Dna

The Human DNA - Michael Ogiri

  • Concept of Inheritance - Gregor (Johann) Mendel

    Concept of Inheritance - Gregor (Johann) Mendel
    Propounded works on trait inheritance, as an experiment he conducted on pea plants, led to the idea that characteristics can be transferred from one generation of a species to another of the same species. Although he couldn't tell what was responsible for this, he discovered that offsprings carried particular traits in preference to another; then he deduced that traits can be dorminant or recessive. He established the Laws of Mendelian Inheritance.
  • DNA: The distinct molecule - Johannes Friedrich Miescher

    DNA: The distinct molecule - Johannes Friedrich Miescher
    Scientists wondered what could be the means for transferring inherited information. When they saw how the chromosomes duplicated and moved during cell division, chromosomes were quickly accepted as the means of transferring inherited information. Johannes Friedrich Miescher isolated various phosphate-rich chemicals, which he called nuclein (now nucleic acids), from the nuclei of white blood cells in 1869, paving the way for the identification of DNA as the carrier of inheritance.
  • DNA: heredity transmitter - Oswald Avery, Colin McLeod & Maclyn McCarty

    DNA: heredity transmitter - Oswald Avery, Colin McLeod & Maclyn McCarty
    DNA was isolated as the material of which chromosomes were made. This was discovered because of the work propounded by Oswald Avery and his co-workers - Colin McLeod & Maclyn McCarty, where they elaborated on the Grififth's experiment of Bacterial transformation.
  • Evidence about DNA - Erwin Chargaff

    Evidence about DNA - Erwin Chargaff
    Through careful experimentation, Chargaff discovered two rules that helped lead to the discovery of the double helix structure of DNA. Chargaff's rules state that DNA from any cell of all organisms should have a 1:1 ratio of pyrimidine and purine bases; more specifically, that the amount of guanine is equal to cytosine and the amount of adenine is equal to thymine, although Chargaff did not explicitly state this connection himself.

§ WORK REQUIRED
Reproduce the DNA text from "The Human DNA" up to and including "of Mendelian Inheritance.", substituting "garden peas" for "pea plants".

§ DATA EXTRACT
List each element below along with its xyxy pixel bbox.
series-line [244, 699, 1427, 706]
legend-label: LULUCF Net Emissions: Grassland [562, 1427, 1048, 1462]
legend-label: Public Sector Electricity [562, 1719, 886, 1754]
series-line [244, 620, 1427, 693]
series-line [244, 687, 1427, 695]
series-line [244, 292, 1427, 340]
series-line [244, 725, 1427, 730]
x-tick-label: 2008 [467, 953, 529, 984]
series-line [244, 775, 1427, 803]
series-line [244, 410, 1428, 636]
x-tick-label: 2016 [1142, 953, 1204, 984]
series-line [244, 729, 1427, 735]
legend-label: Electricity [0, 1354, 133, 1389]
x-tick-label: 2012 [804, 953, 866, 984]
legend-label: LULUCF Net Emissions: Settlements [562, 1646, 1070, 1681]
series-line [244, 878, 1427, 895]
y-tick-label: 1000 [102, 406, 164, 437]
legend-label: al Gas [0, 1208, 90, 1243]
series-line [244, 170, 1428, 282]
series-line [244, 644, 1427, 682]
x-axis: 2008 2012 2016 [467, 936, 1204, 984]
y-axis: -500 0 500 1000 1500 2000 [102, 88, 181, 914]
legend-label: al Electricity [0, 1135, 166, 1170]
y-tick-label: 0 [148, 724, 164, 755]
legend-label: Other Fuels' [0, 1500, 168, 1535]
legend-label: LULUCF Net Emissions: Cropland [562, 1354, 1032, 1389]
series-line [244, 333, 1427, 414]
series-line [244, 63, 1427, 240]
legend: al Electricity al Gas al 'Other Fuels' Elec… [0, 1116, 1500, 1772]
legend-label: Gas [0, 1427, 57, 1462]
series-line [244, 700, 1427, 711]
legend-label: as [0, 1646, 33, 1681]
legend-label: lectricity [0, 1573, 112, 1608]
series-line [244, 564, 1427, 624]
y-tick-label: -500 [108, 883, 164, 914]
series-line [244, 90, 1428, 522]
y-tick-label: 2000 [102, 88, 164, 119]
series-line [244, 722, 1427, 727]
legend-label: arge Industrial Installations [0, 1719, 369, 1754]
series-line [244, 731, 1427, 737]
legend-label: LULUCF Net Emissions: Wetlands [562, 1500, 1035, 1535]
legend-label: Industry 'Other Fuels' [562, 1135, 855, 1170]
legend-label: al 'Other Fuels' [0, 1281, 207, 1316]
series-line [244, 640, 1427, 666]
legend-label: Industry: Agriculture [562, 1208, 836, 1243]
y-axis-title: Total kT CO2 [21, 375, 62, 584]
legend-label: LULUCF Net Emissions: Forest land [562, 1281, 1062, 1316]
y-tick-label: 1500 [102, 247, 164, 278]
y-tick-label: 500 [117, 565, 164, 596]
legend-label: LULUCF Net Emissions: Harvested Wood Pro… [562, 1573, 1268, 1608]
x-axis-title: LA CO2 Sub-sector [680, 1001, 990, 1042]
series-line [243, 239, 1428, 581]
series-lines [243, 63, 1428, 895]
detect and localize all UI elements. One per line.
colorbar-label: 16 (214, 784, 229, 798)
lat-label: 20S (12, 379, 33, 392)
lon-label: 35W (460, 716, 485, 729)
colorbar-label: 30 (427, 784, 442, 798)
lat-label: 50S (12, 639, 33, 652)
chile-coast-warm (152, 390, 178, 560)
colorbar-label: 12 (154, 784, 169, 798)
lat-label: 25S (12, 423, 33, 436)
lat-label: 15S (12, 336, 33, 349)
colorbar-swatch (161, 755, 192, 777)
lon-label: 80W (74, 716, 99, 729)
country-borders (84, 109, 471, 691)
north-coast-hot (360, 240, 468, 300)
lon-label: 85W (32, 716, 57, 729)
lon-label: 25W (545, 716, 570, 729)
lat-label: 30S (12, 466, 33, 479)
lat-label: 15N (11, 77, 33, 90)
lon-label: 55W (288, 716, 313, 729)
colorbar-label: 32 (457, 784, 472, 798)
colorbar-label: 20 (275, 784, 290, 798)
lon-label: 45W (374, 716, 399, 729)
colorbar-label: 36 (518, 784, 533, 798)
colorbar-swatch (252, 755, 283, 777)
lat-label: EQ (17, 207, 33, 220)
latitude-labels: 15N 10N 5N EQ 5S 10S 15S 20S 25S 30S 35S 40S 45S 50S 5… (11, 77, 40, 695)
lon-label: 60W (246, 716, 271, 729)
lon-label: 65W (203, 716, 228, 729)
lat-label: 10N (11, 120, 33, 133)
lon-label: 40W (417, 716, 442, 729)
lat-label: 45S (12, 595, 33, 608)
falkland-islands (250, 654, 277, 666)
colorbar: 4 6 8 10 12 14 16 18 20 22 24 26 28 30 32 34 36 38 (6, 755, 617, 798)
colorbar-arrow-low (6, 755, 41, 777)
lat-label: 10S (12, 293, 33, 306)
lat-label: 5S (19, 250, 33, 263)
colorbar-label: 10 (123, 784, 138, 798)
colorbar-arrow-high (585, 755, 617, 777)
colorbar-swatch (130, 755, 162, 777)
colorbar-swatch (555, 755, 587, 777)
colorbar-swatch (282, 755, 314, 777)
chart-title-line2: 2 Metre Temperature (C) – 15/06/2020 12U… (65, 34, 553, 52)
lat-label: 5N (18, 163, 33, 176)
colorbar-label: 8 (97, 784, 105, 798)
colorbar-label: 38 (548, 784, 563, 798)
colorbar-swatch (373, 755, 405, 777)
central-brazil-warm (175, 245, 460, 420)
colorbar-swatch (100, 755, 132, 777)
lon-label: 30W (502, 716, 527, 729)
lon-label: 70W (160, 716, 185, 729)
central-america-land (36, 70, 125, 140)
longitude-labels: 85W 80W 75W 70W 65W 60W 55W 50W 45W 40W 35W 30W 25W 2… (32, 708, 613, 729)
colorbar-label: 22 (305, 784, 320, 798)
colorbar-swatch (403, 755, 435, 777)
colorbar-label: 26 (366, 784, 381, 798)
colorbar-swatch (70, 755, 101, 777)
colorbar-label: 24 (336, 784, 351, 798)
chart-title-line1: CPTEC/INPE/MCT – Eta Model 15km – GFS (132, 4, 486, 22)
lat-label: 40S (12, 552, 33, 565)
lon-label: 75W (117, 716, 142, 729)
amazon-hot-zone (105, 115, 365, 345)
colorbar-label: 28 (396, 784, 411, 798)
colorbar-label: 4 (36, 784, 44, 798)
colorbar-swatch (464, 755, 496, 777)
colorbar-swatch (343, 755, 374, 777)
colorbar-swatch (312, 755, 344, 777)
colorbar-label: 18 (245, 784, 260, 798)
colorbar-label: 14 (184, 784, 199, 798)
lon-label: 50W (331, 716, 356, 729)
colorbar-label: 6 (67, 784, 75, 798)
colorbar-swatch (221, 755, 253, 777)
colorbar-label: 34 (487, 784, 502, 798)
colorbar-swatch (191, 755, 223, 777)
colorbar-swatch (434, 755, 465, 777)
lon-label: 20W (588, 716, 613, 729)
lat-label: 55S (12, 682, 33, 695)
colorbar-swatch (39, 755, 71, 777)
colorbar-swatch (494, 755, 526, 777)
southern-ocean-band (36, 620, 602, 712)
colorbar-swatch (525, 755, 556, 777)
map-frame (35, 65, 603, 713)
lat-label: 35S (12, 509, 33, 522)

§ SOLUTION TO THIS EXERCISE
The Human DNA - Michael Ogiri

  • Concept of Inheritance - Gregor (Johann) Mendel

    Concept of Inheritance - Gregor (Johann) Mendel
    Propounded works on trait inheritance, as an experiment he conducted on garden peas, led to the idea that characteristics can be transferred from one generation of a species to another of the same species. Although he couldn't tell what was responsible for this, he discovered that offsprings carried particular traits in preference to another; then he deduced that traits can be dorminant or recessive. He established the Laws of Mendelian Inheritance.